**Objective:** Find every line in the records below that holds the word "title" and copy it.

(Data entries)

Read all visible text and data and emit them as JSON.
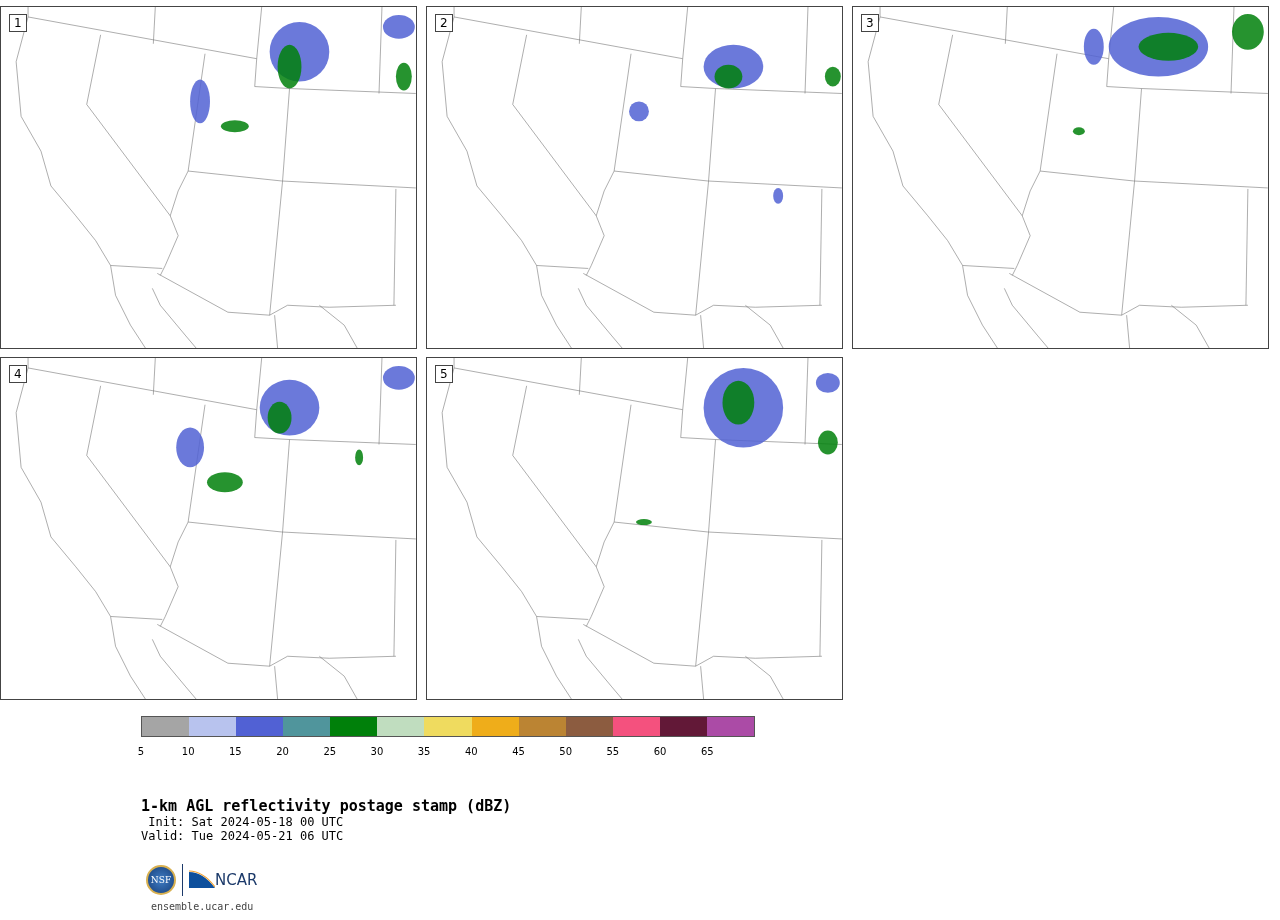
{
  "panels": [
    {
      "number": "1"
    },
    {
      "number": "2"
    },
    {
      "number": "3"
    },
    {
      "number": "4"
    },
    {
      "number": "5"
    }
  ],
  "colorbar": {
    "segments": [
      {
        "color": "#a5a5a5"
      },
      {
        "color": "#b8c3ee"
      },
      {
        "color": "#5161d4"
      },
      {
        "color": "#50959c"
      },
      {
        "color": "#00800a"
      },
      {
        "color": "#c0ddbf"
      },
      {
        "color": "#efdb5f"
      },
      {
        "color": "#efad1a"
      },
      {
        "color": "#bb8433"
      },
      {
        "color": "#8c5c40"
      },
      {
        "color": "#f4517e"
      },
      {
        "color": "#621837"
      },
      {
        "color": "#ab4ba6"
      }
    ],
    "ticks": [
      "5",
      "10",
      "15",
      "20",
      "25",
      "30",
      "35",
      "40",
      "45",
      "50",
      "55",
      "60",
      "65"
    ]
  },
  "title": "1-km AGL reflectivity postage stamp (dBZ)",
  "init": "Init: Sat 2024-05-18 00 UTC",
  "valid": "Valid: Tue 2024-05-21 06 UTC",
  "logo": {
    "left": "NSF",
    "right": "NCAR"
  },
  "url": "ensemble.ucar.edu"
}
---
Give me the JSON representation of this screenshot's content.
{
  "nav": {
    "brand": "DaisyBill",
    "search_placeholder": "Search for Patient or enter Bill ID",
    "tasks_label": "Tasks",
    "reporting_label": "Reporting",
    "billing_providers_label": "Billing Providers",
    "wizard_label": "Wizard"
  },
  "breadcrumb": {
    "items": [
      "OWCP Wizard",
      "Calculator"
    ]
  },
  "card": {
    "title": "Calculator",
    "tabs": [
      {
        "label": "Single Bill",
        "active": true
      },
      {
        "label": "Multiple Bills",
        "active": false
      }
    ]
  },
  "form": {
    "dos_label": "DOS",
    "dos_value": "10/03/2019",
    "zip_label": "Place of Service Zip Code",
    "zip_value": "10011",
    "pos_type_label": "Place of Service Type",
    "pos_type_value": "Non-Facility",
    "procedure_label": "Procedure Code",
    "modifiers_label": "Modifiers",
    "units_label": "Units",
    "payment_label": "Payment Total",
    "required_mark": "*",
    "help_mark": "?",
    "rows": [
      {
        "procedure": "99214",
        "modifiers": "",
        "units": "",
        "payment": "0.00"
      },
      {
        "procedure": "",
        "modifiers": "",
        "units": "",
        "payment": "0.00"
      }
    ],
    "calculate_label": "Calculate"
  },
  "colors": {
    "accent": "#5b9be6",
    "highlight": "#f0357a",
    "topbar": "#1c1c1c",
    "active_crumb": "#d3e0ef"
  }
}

**Response:**
  "title": "1-km AGL reflectivity postage stamp (dBZ)",
    "title": "Calculator",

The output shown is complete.